Copy out each line containing "Mike" from the entries below.

•••••

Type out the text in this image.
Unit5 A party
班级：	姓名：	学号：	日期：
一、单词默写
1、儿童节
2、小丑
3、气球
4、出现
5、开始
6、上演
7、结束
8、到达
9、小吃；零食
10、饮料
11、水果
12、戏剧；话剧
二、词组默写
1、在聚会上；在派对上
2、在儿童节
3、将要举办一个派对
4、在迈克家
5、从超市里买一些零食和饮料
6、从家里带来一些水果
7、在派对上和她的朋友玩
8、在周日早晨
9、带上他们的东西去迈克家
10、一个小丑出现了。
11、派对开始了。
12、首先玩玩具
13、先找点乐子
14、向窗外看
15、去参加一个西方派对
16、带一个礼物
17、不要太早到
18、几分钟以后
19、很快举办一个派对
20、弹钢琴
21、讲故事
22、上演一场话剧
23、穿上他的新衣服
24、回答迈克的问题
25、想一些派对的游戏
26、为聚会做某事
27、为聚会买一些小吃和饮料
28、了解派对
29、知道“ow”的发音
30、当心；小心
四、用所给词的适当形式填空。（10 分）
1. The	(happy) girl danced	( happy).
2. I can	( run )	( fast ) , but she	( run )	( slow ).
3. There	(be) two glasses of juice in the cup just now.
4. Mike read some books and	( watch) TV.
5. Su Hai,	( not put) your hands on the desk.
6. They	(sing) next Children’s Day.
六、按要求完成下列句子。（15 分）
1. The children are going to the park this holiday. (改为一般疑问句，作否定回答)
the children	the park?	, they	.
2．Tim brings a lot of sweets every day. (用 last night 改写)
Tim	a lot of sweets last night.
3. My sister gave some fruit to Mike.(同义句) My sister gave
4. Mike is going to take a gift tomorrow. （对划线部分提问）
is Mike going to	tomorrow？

•••••

▸ **SOLVED PROBLEM**
4. Mike read some books and	( watch) TV.
3. My sister gave some fruit to Mike.(同义句) My sister gave
4. Mike is going to take a gift tomorrow. （对划线部分提问）
is Mike going to	tomorrow？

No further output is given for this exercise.